(Extracted records)

— begin —

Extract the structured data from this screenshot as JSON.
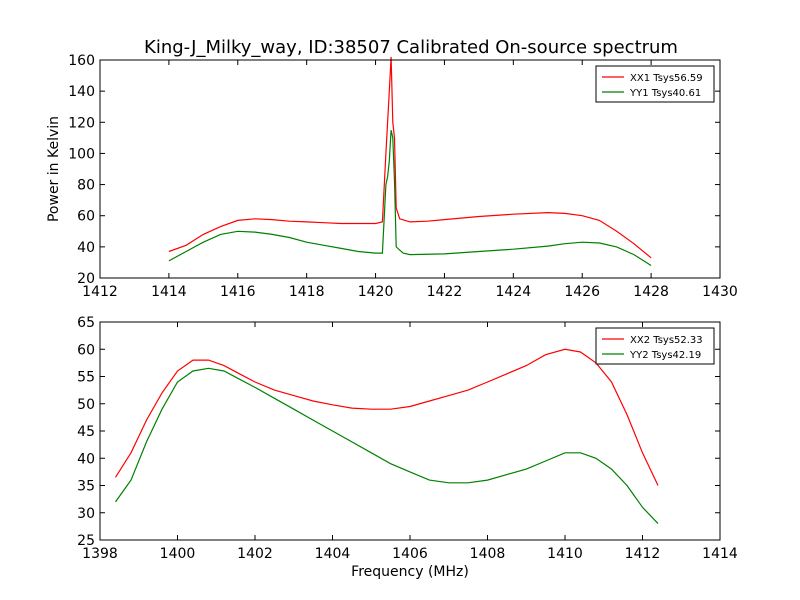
{
  "title": "King-J_Milky_way, ID:38507 Calibrated On-source spectrum",
  "chart_data": [
    {
      "type": "line",
      "ylabel": "Power in Kelvin",
      "xlabel": "",
      "xlim": [
        1412,
        1430
      ],
      "ylim": [
        20,
        160
      ],
      "xticks": [
        1412,
        1414,
        1416,
        1418,
        1420,
        1422,
        1424,
        1426,
        1428,
        1430
      ],
      "yticks": [
        20,
        40,
        60,
        80,
        100,
        120,
        140,
        160
      ],
      "legend_position": "top-right",
      "series": [
        {
          "name": "XX1 Tsys56.59",
          "color": "#ff0000",
          "points": [
            [
              1414,
              37
            ],
            [
              1414.5,
              41
            ],
            [
              1415,
              48
            ],
            [
              1415.5,
              53
            ],
            [
              1416,
              57
            ],
            [
              1416.5,
              58
            ],
            [
              1417,
              57.5
            ],
            [
              1417.5,
              56.5
            ],
            [
              1418,
              56
            ],
            [
              1418.5,
              55.5
            ],
            [
              1419,
              55
            ],
            [
              1419.5,
              55
            ],
            [
              1420,
              55
            ],
            [
              1420.2,
              56
            ],
            [
              1420.3,
              100
            ],
            [
              1420.35,
              120
            ],
            [
              1420.4,
              140
            ],
            [
              1420.45,
              162
            ],
            [
              1420.5,
              120
            ],
            [
              1420.55,
              110
            ],
            [
              1420.6,
              65
            ],
            [
              1420.7,
              58
            ],
            [
              1421,
              56
            ],
            [
              1421.5,
              56.5
            ],
            [
              1422,
              57.5
            ],
            [
              1423,
              59.5
            ],
            [
              1424,
              61
            ],
            [
              1425,
              62
            ],
            [
              1425.5,
              61.5
            ],
            [
              1426,
              60
            ],
            [
              1426.5,
              57
            ],
            [
              1427,
              50
            ],
            [
              1427.5,
              42
            ],
            [
              1428,
              33
            ]
          ]
        },
        {
          "name": "YY1 Tsys40.61",
          "color": "#008000",
          "points": [
            [
              1414,
              31
            ],
            [
              1414.5,
              37
            ],
            [
              1415,
              43
            ],
            [
              1415.5,
              48
            ],
            [
              1416,
              50
            ],
            [
              1416.5,
              49.5
            ],
            [
              1417,
              48
            ],
            [
              1417.5,
              46
            ],
            [
              1418,
              43
            ],
            [
              1418.5,
              41
            ],
            [
              1419,
              39
            ],
            [
              1419.5,
              37
            ],
            [
              1420,
              36
            ],
            [
              1420.2,
              36
            ],
            [
              1420.3,
              80
            ],
            [
              1420.35,
              85
            ],
            [
              1420.4,
              95
            ],
            [
              1420.45,
              115
            ],
            [
              1420.5,
              110
            ],
            [
              1420.55,
              82
            ],
            [
              1420.6,
              40
            ],
            [
              1420.8,
              36
            ],
            [
              1421,
              35
            ],
            [
              1422,
              35.5
            ],
            [
              1423,
              37
            ],
            [
              1424,
              38.5
            ],
            [
              1425,
              40.5
            ],
            [
              1425.5,
              42
            ],
            [
              1426,
              43
            ],
            [
              1426.5,
              42.5
            ],
            [
              1427,
              40
            ],
            [
              1427.5,
              35
            ],
            [
              1428,
              28
            ]
          ]
        }
      ]
    },
    {
      "type": "line",
      "ylabel": "",
      "xlabel": "Frequency (MHz)",
      "xlim": [
        1398,
        1414
      ],
      "ylim": [
        25,
        65
      ],
      "xticks": [
        1398,
        1400,
        1402,
        1404,
        1406,
        1408,
        1410,
        1412,
        1414
      ],
      "yticks": [
        25,
        30,
        35,
        40,
        45,
        50,
        55,
        60,
        65
      ],
      "legend_position": "top-right",
      "series": [
        {
          "name": "XX2 Tsys52.33",
          "color": "#ff0000",
          "points": [
            [
              1398.4,
              36.5
            ],
            [
              1398.8,
              41
            ],
            [
              1399.2,
              47
            ],
            [
              1399.6,
              52
            ],
            [
              1400,
              56
            ],
            [
              1400.4,
              58
            ],
            [
              1400.8,
              58
            ],
            [
              1401.2,
              57
            ],
            [
              1401.6,
              55.5
            ],
            [
              1402,
              54
            ],
            [
              1402.5,
              52.5
            ],
            [
              1403,
              51.5
            ],
            [
              1403.5,
              50.5
            ],
            [
              1404,
              49.8
            ],
            [
              1404.5,
              49.2
            ],
            [
              1405,
              49
            ],
            [
              1405.5,
              49
            ],
            [
              1406,
              49.5
            ],
            [
              1406.5,
              50.5
            ],
            [
              1407,
              51.5
            ],
            [
              1407.5,
              52.5
            ],
            [
              1408,
              54
            ],
            [
              1408.5,
              55.5
            ],
            [
              1409,
              57
            ],
            [
              1409.5,
              59
            ],
            [
              1410,
              60
            ],
            [
              1410.4,
              59.5
            ],
            [
              1410.8,
              57.5
            ],
            [
              1411.2,
              54
            ],
            [
              1411.6,
              48
            ],
            [
              1412,
              41
            ],
            [
              1412.4,
              35
            ]
          ]
        },
        {
          "name": "YY2 Tsys42.19",
          "color": "#008000",
          "points": [
            [
              1398.4,
              32
            ],
            [
              1398.8,
              36
            ],
            [
              1399.2,
              43
            ],
            [
              1399.6,
              49
            ],
            [
              1400,
              54
            ],
            [
              1400.4,
              56
            ],
            [
              1400.8,
              56.5
            ],
            [
              1401.2,
              56
            ],
            [
              1401.6,
              54.5
            ],
            [
              1402,
              53
            ],
            [
              1402.5,
              51
            ],
            [
              1403,
              49
            ],
            [
              1403.5,
              47
            ],
            [
              1404,
              45
            ],
            [
              1404.5,
              43
            ],
            [
              1405,
              41
            ],
            [
              1405.5,
              39
            ],
            [
              1406,
              37.5
            ],
            [
              1406.5,
              36
            ],
            [
              1407,
              35.5
            ],
            [
              1407.5,
              35.5
            ],
            [
              1408,
              36
            ],
            [
              1408.5,
              37
            ],
            [
              1409,
              38
            ],
            [
              1409.5,
              39.5
            ],
            [
              1410,
              41
            ],
            [
              1410.4,
              41
            ],
            [
              1410.8,
              40
            ],
            [
              1411.2,
              38
            ],
            [
              1411.6,
              35
            ],
            [
              1412,
              31
            ],
            [
              1412.4,
              28
            ]
          ]
        }
      ]
    }
  ]
}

— end —

### Work to complete
List every line in the records above that contains the word "name".

### The answer
          "name": "XX1 Tsys56.59",
          "name": "YY1 Tsys40.61",
          "name": "XX2 Tsys52.33",
          "name": "YY2 Tsys42.19",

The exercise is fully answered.